### Excerpted data
↓

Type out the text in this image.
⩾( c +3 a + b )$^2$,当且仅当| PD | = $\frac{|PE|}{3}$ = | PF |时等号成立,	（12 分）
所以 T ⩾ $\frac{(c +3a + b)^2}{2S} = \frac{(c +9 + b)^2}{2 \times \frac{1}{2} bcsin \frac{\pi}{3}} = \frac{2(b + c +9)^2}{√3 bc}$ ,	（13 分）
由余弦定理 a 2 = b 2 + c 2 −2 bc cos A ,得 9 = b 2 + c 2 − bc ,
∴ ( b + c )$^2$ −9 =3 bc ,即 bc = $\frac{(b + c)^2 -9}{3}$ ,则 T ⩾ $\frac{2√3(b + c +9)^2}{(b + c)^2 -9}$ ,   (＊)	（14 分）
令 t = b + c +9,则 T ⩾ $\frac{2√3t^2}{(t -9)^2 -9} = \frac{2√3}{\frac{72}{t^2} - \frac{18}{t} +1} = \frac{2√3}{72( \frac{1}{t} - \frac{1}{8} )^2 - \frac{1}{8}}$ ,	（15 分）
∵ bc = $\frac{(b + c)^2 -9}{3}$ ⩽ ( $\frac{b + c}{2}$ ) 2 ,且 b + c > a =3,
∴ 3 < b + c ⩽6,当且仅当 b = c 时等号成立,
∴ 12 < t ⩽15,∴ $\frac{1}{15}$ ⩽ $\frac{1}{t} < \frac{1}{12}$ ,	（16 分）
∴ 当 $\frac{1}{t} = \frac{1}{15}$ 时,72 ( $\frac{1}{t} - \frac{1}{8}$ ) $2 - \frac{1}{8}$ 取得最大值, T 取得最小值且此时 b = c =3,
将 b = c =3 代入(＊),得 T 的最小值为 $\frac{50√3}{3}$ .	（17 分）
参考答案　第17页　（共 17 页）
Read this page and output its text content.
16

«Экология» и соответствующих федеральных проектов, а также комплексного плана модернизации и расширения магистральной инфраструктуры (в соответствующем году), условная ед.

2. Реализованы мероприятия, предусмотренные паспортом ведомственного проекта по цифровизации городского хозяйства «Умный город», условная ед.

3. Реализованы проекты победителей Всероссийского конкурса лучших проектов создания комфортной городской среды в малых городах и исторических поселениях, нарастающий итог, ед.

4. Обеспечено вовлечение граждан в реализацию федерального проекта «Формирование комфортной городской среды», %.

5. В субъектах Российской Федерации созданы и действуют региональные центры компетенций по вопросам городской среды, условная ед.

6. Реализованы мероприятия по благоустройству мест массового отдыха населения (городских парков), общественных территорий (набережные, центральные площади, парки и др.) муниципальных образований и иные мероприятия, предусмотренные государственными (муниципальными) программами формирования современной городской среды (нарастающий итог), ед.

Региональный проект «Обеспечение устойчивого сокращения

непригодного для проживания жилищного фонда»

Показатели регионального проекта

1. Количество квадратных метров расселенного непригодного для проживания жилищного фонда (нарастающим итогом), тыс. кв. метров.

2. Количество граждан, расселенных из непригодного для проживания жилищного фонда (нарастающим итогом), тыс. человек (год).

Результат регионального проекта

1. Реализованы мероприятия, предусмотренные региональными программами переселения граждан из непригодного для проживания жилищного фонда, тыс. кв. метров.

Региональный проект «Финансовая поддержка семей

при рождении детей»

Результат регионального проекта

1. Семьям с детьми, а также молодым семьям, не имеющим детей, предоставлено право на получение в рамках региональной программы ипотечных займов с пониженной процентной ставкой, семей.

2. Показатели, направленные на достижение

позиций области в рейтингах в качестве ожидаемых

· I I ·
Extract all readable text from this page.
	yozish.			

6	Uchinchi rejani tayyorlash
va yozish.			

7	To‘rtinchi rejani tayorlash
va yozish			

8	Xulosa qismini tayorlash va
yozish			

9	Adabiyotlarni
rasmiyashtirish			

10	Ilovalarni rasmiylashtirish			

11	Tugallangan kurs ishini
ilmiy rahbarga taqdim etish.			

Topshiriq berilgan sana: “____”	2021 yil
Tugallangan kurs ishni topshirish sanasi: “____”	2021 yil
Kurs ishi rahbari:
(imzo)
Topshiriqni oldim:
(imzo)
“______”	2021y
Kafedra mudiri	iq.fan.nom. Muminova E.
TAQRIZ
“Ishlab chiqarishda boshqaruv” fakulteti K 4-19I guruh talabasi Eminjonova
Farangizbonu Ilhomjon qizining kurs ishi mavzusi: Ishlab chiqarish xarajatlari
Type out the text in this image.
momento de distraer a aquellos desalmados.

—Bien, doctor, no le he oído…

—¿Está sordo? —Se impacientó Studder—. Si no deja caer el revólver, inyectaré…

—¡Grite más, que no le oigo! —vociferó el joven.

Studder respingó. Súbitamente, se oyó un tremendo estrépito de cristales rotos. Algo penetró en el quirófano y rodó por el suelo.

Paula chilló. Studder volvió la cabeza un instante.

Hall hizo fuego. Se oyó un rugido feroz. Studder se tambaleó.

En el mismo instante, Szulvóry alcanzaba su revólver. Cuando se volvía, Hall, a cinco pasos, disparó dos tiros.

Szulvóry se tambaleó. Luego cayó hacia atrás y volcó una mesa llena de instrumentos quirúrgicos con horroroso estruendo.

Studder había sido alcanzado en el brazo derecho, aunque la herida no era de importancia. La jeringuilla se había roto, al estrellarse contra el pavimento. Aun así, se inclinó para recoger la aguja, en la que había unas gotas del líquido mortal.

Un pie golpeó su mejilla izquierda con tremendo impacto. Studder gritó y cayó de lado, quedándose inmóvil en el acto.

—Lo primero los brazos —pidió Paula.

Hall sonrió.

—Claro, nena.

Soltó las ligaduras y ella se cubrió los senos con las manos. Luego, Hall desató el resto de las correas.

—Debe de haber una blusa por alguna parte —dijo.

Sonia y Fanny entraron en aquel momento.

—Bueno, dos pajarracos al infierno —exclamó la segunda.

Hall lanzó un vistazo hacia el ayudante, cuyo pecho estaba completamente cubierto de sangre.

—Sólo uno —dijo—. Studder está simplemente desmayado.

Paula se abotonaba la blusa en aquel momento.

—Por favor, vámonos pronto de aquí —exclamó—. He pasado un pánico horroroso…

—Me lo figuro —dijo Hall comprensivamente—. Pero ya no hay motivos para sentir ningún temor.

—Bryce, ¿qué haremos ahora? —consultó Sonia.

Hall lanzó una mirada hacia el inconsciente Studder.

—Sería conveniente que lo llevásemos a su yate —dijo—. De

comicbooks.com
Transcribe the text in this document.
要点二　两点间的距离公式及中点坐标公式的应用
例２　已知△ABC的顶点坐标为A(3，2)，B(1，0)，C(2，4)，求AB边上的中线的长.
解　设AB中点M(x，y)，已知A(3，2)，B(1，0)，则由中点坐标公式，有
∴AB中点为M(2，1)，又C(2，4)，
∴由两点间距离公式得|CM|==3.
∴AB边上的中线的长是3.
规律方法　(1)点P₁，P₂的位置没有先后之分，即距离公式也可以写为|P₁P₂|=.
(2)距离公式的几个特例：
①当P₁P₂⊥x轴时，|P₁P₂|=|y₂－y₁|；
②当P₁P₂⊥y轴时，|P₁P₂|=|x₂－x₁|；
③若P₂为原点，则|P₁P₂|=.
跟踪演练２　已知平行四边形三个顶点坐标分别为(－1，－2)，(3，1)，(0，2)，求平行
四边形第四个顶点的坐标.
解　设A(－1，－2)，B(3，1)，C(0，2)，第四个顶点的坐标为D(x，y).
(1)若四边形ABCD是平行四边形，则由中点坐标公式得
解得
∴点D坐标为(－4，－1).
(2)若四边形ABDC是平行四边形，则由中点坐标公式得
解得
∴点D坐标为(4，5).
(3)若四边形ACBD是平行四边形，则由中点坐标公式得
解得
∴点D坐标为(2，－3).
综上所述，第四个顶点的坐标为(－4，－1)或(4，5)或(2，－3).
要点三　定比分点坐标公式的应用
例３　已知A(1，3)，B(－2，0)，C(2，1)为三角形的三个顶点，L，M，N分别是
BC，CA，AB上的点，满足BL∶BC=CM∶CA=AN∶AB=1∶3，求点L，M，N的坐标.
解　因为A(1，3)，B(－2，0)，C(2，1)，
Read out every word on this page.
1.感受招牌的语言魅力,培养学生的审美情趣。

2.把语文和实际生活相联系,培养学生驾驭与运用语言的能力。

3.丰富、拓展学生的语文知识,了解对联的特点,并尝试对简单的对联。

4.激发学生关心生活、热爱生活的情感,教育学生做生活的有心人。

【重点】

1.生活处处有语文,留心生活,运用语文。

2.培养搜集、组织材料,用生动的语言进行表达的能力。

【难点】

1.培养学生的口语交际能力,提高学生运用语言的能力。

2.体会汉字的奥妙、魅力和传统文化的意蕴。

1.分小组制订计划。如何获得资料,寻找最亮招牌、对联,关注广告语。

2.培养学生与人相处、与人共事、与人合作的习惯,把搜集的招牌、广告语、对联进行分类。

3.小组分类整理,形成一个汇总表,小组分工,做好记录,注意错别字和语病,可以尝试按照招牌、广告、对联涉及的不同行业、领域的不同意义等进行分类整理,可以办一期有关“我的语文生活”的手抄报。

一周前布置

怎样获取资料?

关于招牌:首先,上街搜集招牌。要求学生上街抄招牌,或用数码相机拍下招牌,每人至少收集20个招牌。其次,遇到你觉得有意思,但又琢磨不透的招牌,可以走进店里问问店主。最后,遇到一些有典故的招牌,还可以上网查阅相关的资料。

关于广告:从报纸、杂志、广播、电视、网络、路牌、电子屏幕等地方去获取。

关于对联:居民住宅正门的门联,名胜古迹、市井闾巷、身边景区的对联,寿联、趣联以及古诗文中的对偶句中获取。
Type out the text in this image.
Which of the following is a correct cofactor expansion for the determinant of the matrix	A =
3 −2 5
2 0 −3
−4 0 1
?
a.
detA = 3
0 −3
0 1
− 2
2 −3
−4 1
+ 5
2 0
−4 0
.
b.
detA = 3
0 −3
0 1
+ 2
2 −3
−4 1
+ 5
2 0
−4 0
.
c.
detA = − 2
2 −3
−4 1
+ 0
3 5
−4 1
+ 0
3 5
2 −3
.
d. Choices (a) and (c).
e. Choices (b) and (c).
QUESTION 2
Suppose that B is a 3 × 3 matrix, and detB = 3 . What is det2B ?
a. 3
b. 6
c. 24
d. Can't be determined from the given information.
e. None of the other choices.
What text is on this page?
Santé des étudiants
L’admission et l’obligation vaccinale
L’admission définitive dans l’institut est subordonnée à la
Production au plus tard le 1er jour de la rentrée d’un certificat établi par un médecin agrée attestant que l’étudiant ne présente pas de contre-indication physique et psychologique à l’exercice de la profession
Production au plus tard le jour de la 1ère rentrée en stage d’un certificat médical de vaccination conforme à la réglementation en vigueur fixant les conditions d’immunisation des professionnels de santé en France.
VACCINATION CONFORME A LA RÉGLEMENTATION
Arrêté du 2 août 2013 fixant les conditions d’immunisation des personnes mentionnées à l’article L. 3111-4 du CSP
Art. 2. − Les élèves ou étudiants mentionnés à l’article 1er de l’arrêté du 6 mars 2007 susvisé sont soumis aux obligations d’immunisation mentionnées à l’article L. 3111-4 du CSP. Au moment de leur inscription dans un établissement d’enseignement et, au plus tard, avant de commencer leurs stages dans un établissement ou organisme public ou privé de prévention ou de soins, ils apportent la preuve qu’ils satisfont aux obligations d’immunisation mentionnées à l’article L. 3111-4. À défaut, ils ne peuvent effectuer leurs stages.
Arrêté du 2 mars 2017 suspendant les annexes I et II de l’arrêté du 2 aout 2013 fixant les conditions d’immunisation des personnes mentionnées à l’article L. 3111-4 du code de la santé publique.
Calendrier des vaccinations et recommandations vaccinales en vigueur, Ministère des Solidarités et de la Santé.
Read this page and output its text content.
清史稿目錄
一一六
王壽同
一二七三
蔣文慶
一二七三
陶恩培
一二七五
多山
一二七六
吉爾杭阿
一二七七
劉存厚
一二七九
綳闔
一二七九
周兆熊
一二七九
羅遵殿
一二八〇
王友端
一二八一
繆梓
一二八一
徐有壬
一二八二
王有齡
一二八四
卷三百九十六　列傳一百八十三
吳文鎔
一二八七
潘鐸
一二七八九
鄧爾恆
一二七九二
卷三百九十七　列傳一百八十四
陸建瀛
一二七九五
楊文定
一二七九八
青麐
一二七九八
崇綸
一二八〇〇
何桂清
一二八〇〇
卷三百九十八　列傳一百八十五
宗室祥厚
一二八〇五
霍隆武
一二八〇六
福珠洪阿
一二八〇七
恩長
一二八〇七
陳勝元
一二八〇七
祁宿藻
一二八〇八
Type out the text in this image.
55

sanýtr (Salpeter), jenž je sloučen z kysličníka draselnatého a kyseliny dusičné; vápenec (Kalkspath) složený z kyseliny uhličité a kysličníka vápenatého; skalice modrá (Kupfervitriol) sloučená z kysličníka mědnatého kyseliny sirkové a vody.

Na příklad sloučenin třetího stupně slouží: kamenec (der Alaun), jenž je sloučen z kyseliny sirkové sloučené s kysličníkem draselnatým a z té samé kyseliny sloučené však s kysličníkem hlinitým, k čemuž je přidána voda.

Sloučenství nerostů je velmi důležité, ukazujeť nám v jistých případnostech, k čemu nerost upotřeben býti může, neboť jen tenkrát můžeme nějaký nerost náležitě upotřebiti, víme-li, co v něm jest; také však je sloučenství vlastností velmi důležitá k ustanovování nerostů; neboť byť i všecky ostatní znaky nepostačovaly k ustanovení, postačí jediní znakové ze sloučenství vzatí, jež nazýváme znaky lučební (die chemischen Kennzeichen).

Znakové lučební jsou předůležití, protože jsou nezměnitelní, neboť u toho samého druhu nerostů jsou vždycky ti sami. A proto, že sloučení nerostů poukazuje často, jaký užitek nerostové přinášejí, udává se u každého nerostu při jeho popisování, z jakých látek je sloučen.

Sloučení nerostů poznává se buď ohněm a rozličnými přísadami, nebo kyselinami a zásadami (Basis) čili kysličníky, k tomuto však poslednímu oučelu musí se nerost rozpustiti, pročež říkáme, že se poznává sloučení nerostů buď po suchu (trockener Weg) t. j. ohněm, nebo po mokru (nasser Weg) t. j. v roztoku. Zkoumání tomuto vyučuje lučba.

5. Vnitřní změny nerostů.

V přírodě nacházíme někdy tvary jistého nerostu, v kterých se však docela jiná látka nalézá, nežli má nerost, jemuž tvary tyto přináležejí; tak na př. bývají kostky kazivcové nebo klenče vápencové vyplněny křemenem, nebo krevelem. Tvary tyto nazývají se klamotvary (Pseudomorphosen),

↑

### What is being asked
Report each line of the material above where the word "dans" appears.

### Response for this exercise
L’admission définitive dans l’institut est subordonnée à la
Art. 2. − Les élèves ou étudiants mentionnés à l’article 1er de l’arrêté du 6 mars 2007 susvisé sont soumis aux obligations d’immunisation mentionnées à l’article L. 3111-4 du CSP. Au moment de leur inscription dans un établissement d’enseignement et, au plus tard, avant de commencer leurs stages dans un établissement ou organisme public ou privé de prévention ou de soins, ils apportent la preuve qu’ils satisfont aux obligations d’immunisation mentionnées à l’article L. 3111-4. À défaut, ils ne peuvent effectuer leurs stages.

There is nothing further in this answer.